Exercise » Transcribe every line of the listing below without any deviation.

─── Data excerpts ───

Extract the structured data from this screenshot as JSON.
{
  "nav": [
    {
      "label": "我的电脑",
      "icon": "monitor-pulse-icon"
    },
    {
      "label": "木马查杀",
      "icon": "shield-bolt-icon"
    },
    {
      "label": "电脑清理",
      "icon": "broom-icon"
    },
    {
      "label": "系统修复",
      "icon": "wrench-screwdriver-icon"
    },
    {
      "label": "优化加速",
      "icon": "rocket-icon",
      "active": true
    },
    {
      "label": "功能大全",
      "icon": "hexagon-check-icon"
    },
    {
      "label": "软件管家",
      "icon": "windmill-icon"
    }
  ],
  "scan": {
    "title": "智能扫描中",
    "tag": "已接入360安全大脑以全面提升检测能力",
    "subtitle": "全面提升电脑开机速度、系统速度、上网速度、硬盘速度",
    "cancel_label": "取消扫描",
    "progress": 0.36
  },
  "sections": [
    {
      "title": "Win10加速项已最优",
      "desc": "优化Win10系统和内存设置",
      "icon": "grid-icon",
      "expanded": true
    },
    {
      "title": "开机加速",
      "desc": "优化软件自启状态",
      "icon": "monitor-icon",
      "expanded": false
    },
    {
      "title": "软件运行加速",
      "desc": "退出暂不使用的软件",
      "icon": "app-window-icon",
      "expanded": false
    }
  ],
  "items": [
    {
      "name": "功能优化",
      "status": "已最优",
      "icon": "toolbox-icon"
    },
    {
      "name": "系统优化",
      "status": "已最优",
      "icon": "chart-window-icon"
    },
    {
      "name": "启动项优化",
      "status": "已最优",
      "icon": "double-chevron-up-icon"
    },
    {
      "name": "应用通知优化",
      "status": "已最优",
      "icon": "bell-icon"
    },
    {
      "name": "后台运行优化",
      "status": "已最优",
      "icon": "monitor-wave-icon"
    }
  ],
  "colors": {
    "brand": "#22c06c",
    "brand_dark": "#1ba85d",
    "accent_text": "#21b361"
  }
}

───

The answer »
Extract the structured data from this screenshot as JSON.
{
  "nav": [
    {
      "label": "我的电脑",
      "icon": "monitor-pulse-icon"
    },
    {
      "label": "木马查杀",
      "icon": "shield-bolt-icon"
    },
    {
      "label": "电脑清理",
      "icon": "broom-icon"
    },
    {
      "label": "系统修复",
      "icon": "wrench-screwdriver-icon"
    },
    {
      "label": "优化加速",
      "icon": "rocket-icon",
      "active": true
    },
    {
      "label": "功能大全",
      "icon": "hexagon-check-icon"
    },
    {
      "label": "软件管家",
      "icon": "windmill-icon"
    }
  ],
  "scan": {
    "title": "智能扫描中",
    "tag": "已接入360安全大脑以全面提升检测能力",
    "subtitle": "全面提升电脑开机速度、系统速度、上网速度、硬盘速度",
    "cancel_label": "取消扫描",
    "progress": 0.36
  },
  "sections": [
    {
      "title": "Win10加速项已最优",
      "desc": "优化Win10系统和内存设置",
      "icon": "grid-icon",
      "expanded": true
    },
    {
      "title": "开机加速",
      "desc": "优化软件自启状态",
      "icon": "monitor-icon",
      "expanded": false
    },
    {
      "title": "软件运行加速",
      "desc": "退出暂不使用的软件",
      "icon": "app-window-icon",
      "expanded": false
    }
  ],
  "items": [
    {
      "name": "功能优化",
      "status": "已最优",
      "icon": "toolbox-icon"
    },
    {
      "name": "系统优化",
      "status": "已最优",
      "icon": "chart-window-icon"
    },
    {
      "name": "启动项优化",
      "status": "已最优",
      "icon": "double-chevron-up-icon"
    },
    {
      "name": "应用通知优化",
      "status": "已最优",
      "icon": "bell-icon"
    },
    {
      "name": "后台运行优化",
      "status": "已最优",
      "icon": "monitor-wave-icon"
    }
  ],
  "colors": {
    "brand": "#22c06c",
    "brand_dark": "#1ba85d",
    "accent_text": "#21b361"
  }
}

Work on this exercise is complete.